What you are asked to do: Select the lines that hold the word "Sandwiches" and copy each one.

%%

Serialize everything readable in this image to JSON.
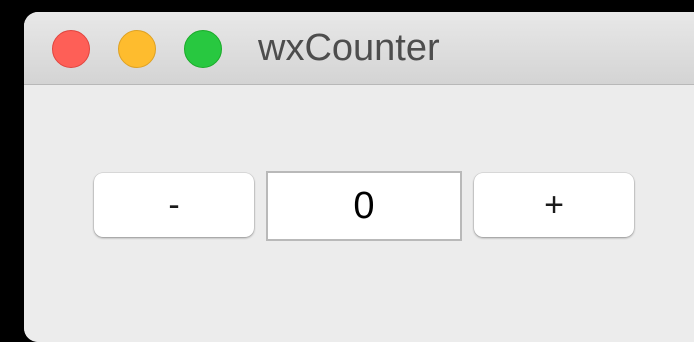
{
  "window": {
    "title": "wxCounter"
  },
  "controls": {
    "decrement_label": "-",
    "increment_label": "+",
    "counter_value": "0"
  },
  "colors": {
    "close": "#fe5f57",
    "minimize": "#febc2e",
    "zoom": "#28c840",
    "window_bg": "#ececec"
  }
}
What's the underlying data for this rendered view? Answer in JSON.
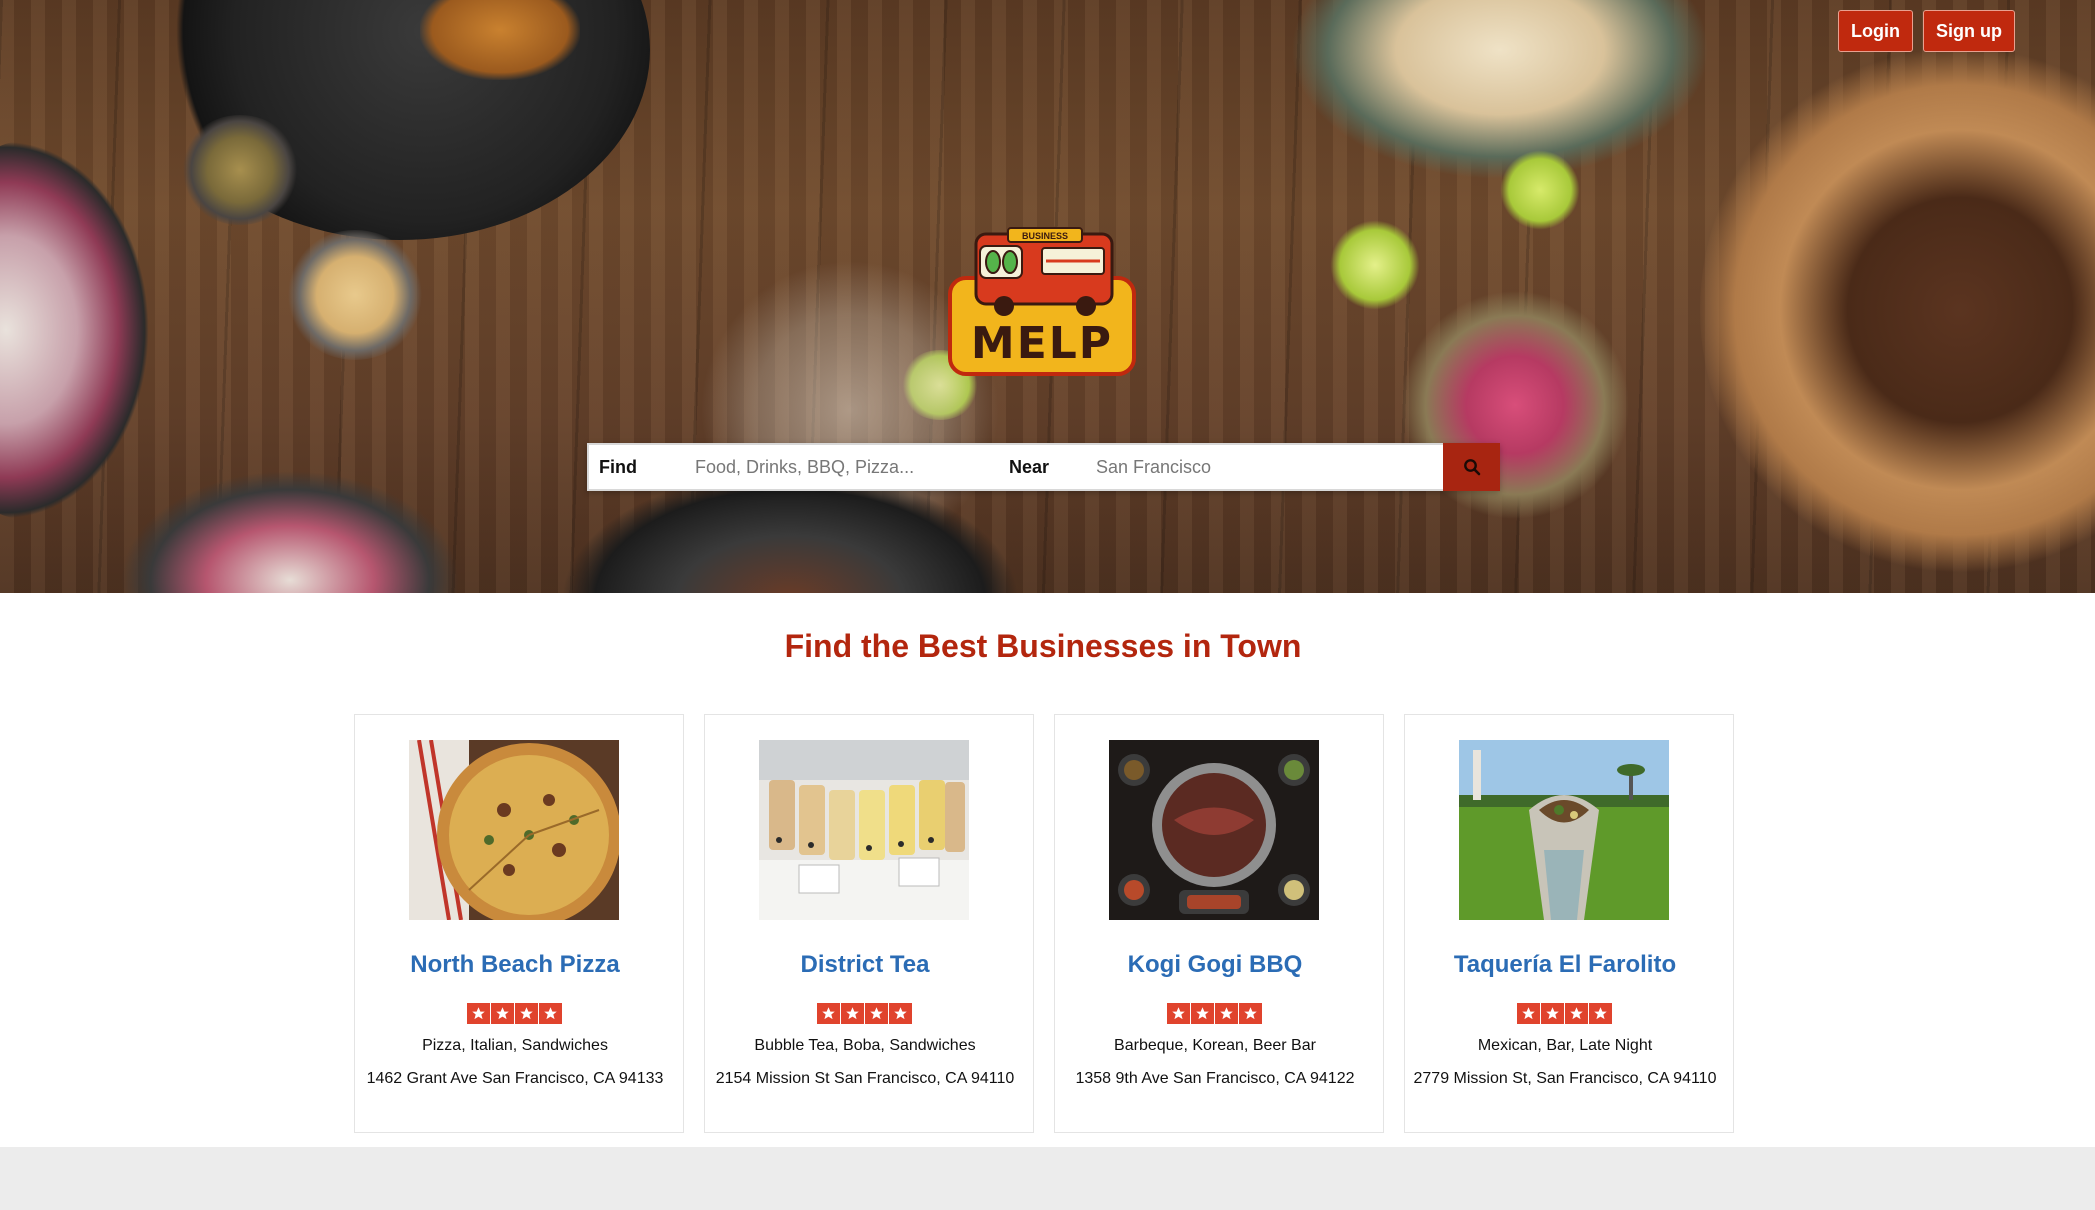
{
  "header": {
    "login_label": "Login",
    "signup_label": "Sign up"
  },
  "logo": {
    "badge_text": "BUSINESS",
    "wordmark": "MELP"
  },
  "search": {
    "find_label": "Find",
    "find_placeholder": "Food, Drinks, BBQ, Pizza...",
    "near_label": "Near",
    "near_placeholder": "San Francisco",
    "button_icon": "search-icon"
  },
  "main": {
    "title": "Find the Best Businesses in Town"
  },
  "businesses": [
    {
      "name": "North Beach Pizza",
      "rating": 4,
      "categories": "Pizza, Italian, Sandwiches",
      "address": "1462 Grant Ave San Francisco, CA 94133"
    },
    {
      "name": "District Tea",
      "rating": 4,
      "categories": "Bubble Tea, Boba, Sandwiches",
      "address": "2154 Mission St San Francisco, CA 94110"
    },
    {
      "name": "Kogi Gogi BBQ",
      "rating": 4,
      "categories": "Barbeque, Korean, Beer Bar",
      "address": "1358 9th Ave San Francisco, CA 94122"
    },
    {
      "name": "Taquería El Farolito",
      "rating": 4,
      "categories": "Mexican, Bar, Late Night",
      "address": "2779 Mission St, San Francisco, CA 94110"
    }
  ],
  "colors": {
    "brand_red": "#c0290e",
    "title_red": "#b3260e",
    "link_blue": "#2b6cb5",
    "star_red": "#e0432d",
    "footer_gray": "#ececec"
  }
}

%%
%%

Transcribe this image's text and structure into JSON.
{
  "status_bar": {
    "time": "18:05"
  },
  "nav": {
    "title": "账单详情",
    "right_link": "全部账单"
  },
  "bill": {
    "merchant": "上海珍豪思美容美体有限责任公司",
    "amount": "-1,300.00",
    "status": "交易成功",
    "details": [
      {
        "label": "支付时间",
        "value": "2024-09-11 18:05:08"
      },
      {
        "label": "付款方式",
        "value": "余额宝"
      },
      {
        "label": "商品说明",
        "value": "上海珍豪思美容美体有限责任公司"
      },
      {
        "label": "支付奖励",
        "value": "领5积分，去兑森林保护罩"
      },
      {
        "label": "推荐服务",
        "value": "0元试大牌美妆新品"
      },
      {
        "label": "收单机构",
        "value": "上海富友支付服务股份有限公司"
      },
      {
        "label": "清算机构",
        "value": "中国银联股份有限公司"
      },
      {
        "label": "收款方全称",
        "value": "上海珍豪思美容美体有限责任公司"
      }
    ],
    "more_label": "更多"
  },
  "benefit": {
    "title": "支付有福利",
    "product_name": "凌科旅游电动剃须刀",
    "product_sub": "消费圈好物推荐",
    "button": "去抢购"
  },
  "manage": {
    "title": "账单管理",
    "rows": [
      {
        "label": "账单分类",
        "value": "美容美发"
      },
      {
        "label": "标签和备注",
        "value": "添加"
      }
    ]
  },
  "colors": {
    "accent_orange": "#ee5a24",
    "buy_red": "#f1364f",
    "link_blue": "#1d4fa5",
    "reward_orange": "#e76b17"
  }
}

%%
%%

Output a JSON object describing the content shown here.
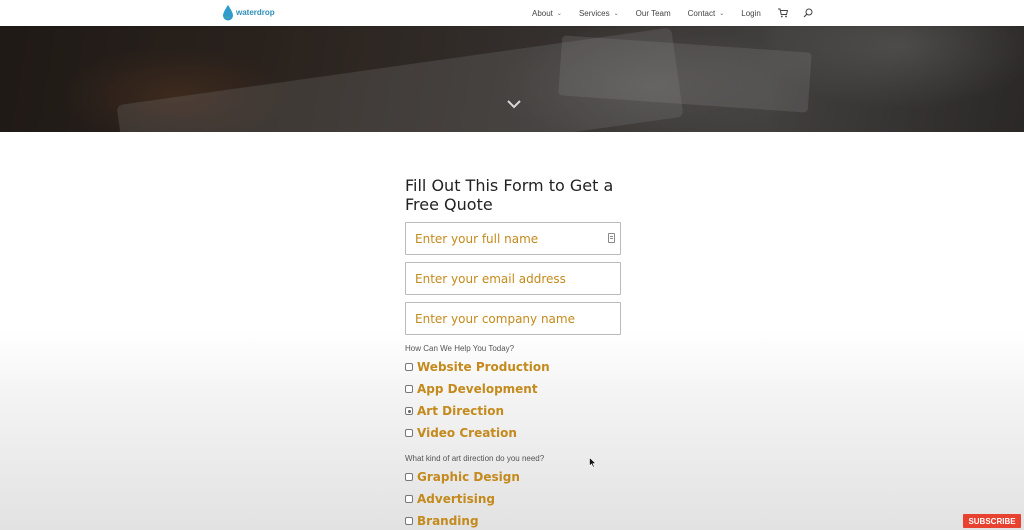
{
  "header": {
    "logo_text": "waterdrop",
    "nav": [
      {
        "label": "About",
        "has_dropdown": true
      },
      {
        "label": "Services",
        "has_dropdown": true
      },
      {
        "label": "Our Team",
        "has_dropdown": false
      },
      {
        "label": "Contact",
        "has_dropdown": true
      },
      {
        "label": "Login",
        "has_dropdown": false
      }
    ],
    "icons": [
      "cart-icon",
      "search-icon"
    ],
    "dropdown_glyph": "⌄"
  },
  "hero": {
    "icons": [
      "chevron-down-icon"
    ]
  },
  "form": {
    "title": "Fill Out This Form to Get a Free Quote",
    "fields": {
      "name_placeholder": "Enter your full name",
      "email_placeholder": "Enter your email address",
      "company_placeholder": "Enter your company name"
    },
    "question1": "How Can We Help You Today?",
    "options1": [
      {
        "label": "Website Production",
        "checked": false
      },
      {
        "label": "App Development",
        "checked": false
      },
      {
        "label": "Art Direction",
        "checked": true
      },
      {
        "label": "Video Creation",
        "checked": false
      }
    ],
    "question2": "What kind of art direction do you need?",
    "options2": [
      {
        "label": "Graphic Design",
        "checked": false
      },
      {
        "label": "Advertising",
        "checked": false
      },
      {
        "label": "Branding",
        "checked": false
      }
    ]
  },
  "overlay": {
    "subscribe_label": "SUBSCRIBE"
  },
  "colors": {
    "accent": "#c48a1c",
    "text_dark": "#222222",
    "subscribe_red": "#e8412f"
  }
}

%%

Solution for this problem:
      "categories": "Pizza, Italian, Sandwiches",
      "categories": "Bubble Tea, Boba, Sandwiches",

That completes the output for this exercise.